◆ Records from a dataset ◆

————

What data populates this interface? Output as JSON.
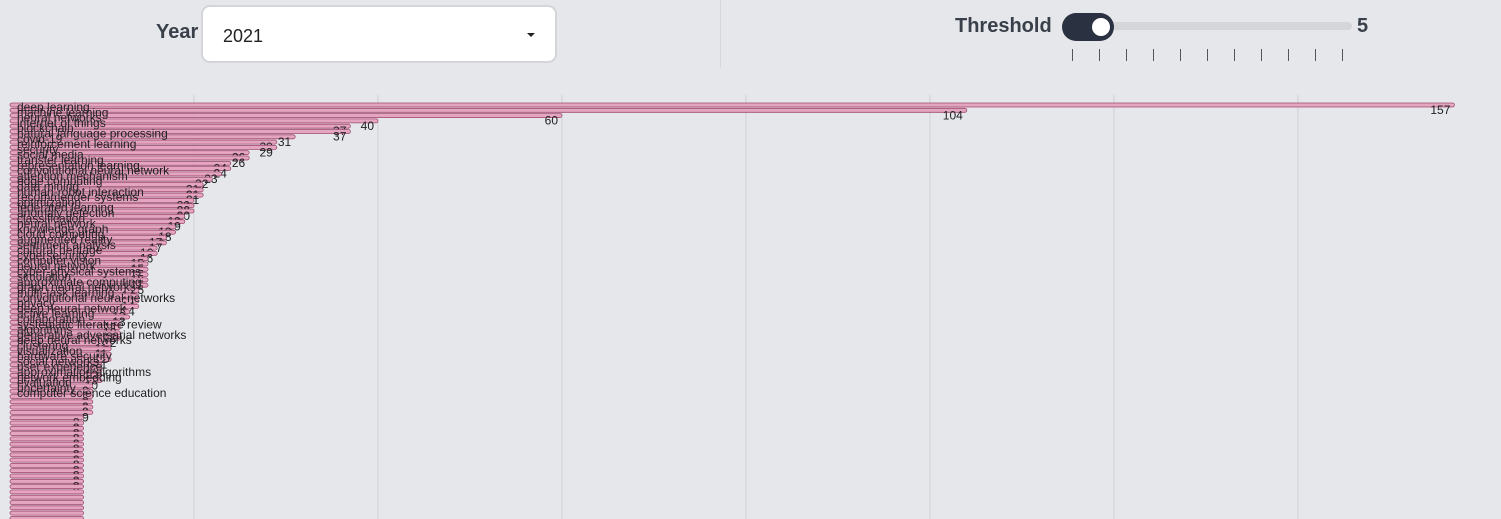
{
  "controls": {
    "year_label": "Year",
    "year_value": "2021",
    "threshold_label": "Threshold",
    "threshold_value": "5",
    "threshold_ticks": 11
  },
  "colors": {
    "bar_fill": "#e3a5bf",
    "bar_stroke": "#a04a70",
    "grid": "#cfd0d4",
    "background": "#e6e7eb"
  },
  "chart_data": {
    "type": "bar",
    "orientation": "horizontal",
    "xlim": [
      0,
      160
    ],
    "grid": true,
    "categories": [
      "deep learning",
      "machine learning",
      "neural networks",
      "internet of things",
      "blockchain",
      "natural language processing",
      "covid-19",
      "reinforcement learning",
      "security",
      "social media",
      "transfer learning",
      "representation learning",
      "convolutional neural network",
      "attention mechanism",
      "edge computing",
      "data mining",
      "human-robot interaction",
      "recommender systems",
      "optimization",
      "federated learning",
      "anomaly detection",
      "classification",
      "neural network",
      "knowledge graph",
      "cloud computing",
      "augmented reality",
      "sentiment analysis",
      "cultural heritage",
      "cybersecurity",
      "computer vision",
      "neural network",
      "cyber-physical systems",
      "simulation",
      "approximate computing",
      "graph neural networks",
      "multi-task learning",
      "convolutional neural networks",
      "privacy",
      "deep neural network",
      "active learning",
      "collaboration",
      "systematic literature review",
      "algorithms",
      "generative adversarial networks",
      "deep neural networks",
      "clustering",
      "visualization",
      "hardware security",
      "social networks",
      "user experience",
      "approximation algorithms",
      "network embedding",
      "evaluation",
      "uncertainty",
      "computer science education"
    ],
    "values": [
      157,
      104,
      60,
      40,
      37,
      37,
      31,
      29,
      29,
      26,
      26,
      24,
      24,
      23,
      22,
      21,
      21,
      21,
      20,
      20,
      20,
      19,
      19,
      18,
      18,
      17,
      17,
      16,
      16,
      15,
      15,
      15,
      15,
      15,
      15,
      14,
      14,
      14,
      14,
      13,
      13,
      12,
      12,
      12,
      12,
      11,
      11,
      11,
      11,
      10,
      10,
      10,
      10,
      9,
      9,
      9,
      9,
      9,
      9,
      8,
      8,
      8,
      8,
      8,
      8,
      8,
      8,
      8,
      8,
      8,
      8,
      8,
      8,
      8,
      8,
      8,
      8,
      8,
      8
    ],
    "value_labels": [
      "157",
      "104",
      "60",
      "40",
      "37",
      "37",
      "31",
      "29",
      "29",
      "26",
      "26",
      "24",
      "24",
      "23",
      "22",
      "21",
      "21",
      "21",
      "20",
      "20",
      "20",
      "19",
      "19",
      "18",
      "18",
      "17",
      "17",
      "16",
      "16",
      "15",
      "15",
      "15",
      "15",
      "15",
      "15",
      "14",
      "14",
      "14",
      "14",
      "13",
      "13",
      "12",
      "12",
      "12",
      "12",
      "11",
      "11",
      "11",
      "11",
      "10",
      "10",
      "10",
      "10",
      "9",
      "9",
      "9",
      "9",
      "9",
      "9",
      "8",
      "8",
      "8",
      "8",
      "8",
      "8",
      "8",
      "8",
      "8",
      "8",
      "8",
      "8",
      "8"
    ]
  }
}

————

◆ WORK INSTRUCTIONS ◆
For the listing above, identify each line bearing "computing".

◆ RESULT OF THE TASK ◆
      "edge computing",
      "cloud computing",
      "approximate computing",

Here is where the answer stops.